**What is needed:** Below are some records. Say in a single number how many of their lines include the word "didatangkan".

**Material for this exercise:**
-- Start --

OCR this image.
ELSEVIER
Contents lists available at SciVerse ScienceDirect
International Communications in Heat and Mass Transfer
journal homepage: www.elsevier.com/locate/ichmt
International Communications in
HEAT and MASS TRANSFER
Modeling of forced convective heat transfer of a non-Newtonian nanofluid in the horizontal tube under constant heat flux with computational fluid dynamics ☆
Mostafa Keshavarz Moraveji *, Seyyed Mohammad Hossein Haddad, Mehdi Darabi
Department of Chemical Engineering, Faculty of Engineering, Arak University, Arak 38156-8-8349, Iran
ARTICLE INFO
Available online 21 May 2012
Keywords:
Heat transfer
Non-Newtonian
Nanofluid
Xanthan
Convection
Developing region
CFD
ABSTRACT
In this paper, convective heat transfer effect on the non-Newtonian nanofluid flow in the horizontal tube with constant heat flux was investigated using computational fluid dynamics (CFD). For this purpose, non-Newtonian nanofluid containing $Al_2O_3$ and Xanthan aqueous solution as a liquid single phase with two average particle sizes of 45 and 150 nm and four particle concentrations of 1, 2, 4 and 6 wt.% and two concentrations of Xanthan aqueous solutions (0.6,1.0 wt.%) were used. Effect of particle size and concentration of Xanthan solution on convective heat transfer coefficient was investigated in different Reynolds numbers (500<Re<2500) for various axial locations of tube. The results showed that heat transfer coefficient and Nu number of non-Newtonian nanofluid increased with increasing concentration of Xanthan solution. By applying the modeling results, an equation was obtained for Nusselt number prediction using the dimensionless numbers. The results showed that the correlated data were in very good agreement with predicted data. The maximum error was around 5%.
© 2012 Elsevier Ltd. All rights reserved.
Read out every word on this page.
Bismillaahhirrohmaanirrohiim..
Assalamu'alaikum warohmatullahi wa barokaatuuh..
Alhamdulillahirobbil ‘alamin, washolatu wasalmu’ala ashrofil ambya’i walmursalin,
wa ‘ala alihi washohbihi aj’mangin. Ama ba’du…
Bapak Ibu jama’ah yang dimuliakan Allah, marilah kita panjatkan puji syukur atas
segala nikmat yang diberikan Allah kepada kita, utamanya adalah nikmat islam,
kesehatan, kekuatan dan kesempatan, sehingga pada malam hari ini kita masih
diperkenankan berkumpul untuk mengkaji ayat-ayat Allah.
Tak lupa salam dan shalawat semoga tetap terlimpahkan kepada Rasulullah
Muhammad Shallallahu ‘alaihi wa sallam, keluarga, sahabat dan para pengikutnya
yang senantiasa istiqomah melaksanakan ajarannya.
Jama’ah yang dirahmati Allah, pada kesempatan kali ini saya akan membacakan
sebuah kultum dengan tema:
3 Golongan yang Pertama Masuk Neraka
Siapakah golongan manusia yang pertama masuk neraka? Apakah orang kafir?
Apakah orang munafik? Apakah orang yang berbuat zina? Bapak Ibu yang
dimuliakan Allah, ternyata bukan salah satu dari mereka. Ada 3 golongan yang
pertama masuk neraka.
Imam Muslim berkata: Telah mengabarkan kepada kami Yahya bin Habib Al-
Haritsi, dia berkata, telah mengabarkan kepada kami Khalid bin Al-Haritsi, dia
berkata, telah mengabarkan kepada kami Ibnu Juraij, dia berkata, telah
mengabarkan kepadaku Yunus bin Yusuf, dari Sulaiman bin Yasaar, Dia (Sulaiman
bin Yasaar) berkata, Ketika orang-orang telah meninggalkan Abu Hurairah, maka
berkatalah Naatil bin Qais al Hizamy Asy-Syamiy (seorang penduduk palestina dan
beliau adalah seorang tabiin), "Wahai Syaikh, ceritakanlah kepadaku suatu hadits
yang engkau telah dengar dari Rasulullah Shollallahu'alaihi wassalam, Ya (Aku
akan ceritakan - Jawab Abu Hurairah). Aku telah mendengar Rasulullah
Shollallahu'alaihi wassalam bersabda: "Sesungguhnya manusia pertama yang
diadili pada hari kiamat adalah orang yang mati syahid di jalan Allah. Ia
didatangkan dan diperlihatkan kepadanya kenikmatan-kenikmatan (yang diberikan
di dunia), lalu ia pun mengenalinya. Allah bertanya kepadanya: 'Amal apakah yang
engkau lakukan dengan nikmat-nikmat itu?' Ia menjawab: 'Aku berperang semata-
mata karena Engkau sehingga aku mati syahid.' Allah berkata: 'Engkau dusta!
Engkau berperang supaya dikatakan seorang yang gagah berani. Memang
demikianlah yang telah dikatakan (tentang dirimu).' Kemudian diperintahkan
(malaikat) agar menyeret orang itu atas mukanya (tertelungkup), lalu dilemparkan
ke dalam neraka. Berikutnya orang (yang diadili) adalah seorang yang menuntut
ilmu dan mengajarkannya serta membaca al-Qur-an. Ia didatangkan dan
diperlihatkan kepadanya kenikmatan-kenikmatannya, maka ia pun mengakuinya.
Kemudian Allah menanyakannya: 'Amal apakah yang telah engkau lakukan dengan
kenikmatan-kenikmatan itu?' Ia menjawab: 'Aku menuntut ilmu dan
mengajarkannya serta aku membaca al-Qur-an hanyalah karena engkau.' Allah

-- End --

**Problem solution:** 2